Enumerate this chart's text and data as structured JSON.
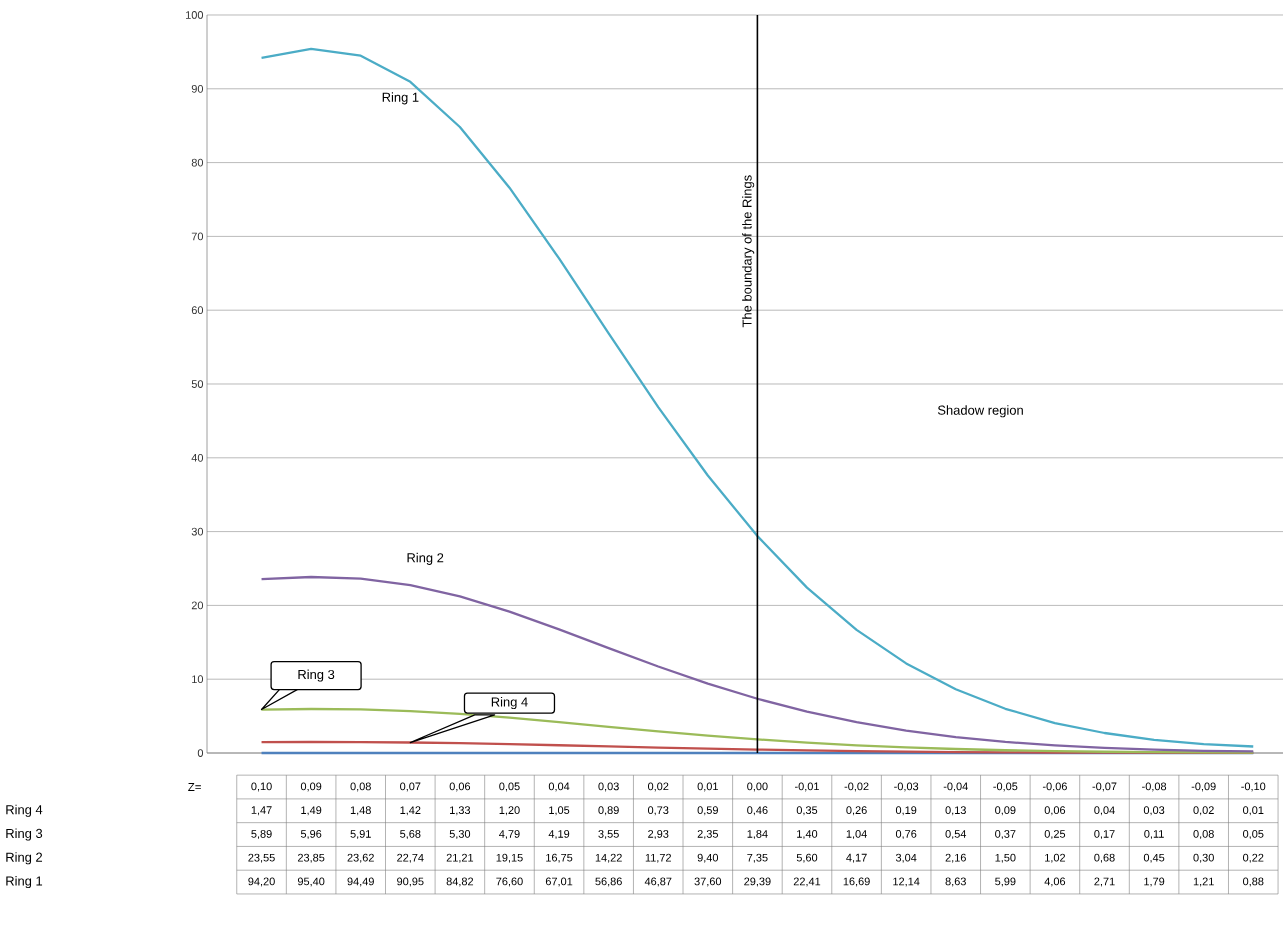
{
  "chart_data": {
    "type": "line",
    "xlabel": "Z=",
    "categories": [
      "0,10",
      "0,09",
      "0,08",
      "0,07",
      "0,06",
      "0,05",
      "0,04",
      "0,03",
      "0,02",
      "0,01",
      "0,00",
      "-0,01",
      "-0,02",
      "-0,03",
      "-0,04",
      "-0,05",
      "-0,06",
      "-0,07",
      "-0,08",
      "-0,09",
      "-0,10"
    ],
    "ylim": [
      0,
      100
    ],
    "yticks": [
      0,
      10,
      20,
      30,
      40,
      50,
      60,
      70,
      80,
      90,
      100
    ],
    "grid": "y",
    "marker": "none",
    "line_style": "solid",
    "series": [
      {
        "color": "#4f81bd",
        "values": [
          0,
          0,
          0,
          0,
          0,
          0,
          0,
          0,
          0,
          0,
          0,
          0,
          0,
          0,
          0,
          0,
          0,
          0,
          0,
          0,
          0
        ]
      },
      {
        "name": "Ring  4",
        "color": "#c0504d",
        "values": [
          1.47,
          1.49,
          1.48,
          1.42,
          1.33,
          1.2,
          1.05,
          0.89,
          0.73,
          0.59,
          0.46,
          0.35,
          0.26,
          0.19,
          0.13,
          0.09,
          0.06,
          0.04,
          0.03,
          0.02,
          0.01
        ],
        "value_labels": [
          "1,47",
          "1,49",
          "1,48",
          "1,42",
          "1,33",
          "1,20",
          "1,05",
          "0,89",
          "0,73",
          "0,59",
          "0,46",
          "0,35",
          "0,26",
          "0,19",
          "0,13",
          "0,09",
          "0,06",
          "0,04",
          "0,03",
          "0,02",
          "0,01"
        ]
      },
      {
        "name": "Ring  3",
        "color": "#9bbb59",
        "values": [
          5.89,
          5.96,
          5.91,
          5.68,
          5.3,
          4.79,
          4.19,
          3.55,
          2.93,
          2.35,
          1.84,
          1.4,
          1.04,
          0.76,
          0.54,
          0.37,
          0.25,
          0.17,
          0.11,
          0.08,
          0.05
        ],
        "value_labels": [
          "5,89",
          "5,96",
          "5,91",
          "5,68",
          "5,30",
          "4,79",
          "4,19",
          "3,55",
          "2,93",
          "2,35",
          "1,84",
          "1,40",
          "1,04",
          "0,76",
          "0,54",
          "0,37",
          "0,25",
          "0,17",
          "0,11",
          "0,08",
          "0,05"
        ]
      },
      {
        "name": "Ring  2",
        "color": "#8064a2",
        "values": [
          23.55,
          23.85,
          23.62,
          22.74,
          21.21,
          19.15,
          16.75,
          14.22,
          11.72,
          9.4,
          7.35,
          5.6,
          4.17,
          3.04,
          2.16,
          1.5,
          1.02,
          0.68,
          0.45,
          0.3,
          0.22
        ],
        "value_labels": [
          "23,55",
          "23,85",
          "23,62",
          "22,74",
          "21,21",
          "19,15",
          "16,75",
          "14,22",
          "11,72",
          "9,40",
          "7,35",
          "5,60",
          "4,17",
          "3,04",
          "2,16",
          "1,50",
          "1,02",
          "0,68",
          "0,45",
          "0,30",
          "0,22"
        ]
      },
      {
        "name": "Ring  1",
        "color": "#4bacc6",
        "values": [
          94.2,
          95.4,
          94.49,
          90.95,
          84.82,
          76.6,
          67.01,
          56.86,
          46.87,
          37.6,
          29.39,
          22.41,
          16.69,
          12.14,
          8.63,
          5.99,
          4.06,
          2.71,
          1.79,
          1.21,
          0.88
        ],
        "value_labels": [
          "94,20",
          "95,40",
          "94,49",
          "90,95",
          "84,82",
          "76,60",
          "67,01",
          "56,86",
          "46,87",
          "37,60",
          "29,39",
          "22,41",
          "16,69",
          "12,14",
          "8,63",
          "5,99",
          "4,06",
          "2,71",
          "1,79",
          "1,21",
          "0,88"
        ]
      }
    ],
    "ref_lines": [
      {
        "axis": "x",
        "value": "0,00",
        "label": "The boundary of the Rings",
        "color": "#000000"
      }
    ],
    "annotations": [
      "Shadow region"
    ]
  }
}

★ ★ ★ ★

Required work:
An exact transcription of all the entries is required, without the pictures.

Output of the exercise:
Enumerate this chart's text and data as structured JSON.
{
  "chart_data": {
    "type": "line",
    "xlabel": "Z=",
    "categories": [
      "0,10",
      "0,09",
      "0,08",
      "0,07",
      "0,06",
      "0,05",
      "0,04",
      "0,03",
      "0,02",
      "0,01",
      "0,00",
      "-0,01",
      "-0,02",
      "-0,03",
      "-0,04",
      "-0,05",
      "-0,06",
      "-0,07",
      "-0,08",
      "-0,09",
      "-0,10"
    ],
    "ylim": [
      0,
      100
    ],
    "yticks": [
      0,
      10,
      20,
      30,
      40,
      50,
      60,
      70,
      80,
      90,
      100
    ],
    "grid": "y",
    "marker": "none",
    "line_style": "solid",
    "series": [
      {
        "color": "#4f81bd",
        "values": [
          0,
          0,
          0,
          0,
          0,
          0,
          0,
          0,
          0,
          0,
          0,
          0,
          0,
          0,
          0,
          0,
          0,
          0,
          0,
          0,
          0
        ]
      },
      {
        "name": "Ring  4",
        "color": "#c0504d",
        "values": [
          1.47,
          1.49,
          1.48,
          1.42,
          1.33,
          1.2,
          1.05,
          0.89,
          0.73,
          0.59,
          0.46,
          0.35,
          0.26,
          0.19,
          0.13,
          0.09,
          0.06,
          0.04,
          0.03,
          0.02,
          0.01
        ],
        "value_labels": [
          "1,47",
          "1,49",
          "1,48",
          "1,42",
          "1,33",
          "1,20",
          "1,05",
          "0,89",
          "0,73",
          "0,59",
          "0,46",
          "0,35",
          "0,26",
          "0,19",
          "0,13",
          "0,09",
          "0,06",
          "0,04",
          "0,03",
          "0,02",
          "0,01"
        ]
      },
      {
        "name": "Ring  3",
        "color": "#9bbb59",
        "values": [
          5.89,
          5.96,
          5.91,
          5.68,
          5.3,
          4.79,
          4.19,
          3.55,
          2.93,
          2.35,
          1.84,
          1.4,
          1.04,
          0.76,
          0.54,
          0.37,
          0.25,
          0.17,
          0.11,
          0.08,
          0.05
        ],
        "value_labels": [
          "5,89",
          "5,96",
          "5,91",
          "5,68",
          "5,30",
          "4,79",
          "4,19",
          "3,55",
          "2,93",
          "2,35",
          "1,84",
          "1,40",
          "1,04",
          "0,76",
          "0,54",
          "0,37",
          "0,25",
          "0,17",
          "0,11",
          "0,08",
          "0,05"
        ]
      },
      {
        "name": "Ring  2",
        "color": "#8064a2",
        "values": [
          23.55,
          23.85,
          23.62,
          22.74,
          21.21,
          19.15,
          16.75,
          14.22,
          11.72,
          9.4,
          7.35,
          5.6,
          4.17,
          3.04,
          2.16,
          1.5,
          1.02,
          0.68,
          0.45,
          0.3,
          0.22
        ],
        "value_labels": [
          "23,55",
          "23,85",
          "23,62",
          "22,74",
          "21,21",
          "19,15",
          "16,75",
          "14,22",
          "11,72",
          "9,40",
          "7,35",
          "5,60",
          "4,17",
          "3,04",
          "2,16",
          "1,50",
          "1,02",
          "0,68",
          "0,45",
          "0,30",
          "0,22"
        ]
      },
      {
        "name": "Ring  1",
        "color": "#4bacc6",
        "values": [
          94.2,
          95.4,
          94.49,
          90.95,
          84.82,
          76.6,
          67.01,
          56.86,
          46.87,
          37.6,
          29.39,
          22.41,
          16.69,
          12.14,
          8.63,
          5.99,
          4.06,
          2.71,
          1.79,
          1.21,
          0.88
        ],
        "value_labels": [
          "94,20",
          "95,40",
          "94,49",
          "90,95",
          "84,82",
          "76,60",
          "67,01",
          "56,86",
          "46,87",
          "37,60",
          "29,39",
          "22,41",
          "16,69",
          "12,14",
          "8,63",
          "5,99",
          "4,06",
          "2,71",
          "1,79",
          "1,21",
          "0,88"
        ]
      }
    ],
    "ref_lines": [
      {
        "axis": "x",
        "value": "0,00",
        "label": "The boundary of the Rings",
        "color": "#000000"
      }
    ],
    "annotations": [
      "Shadow region"
    ]
  }
}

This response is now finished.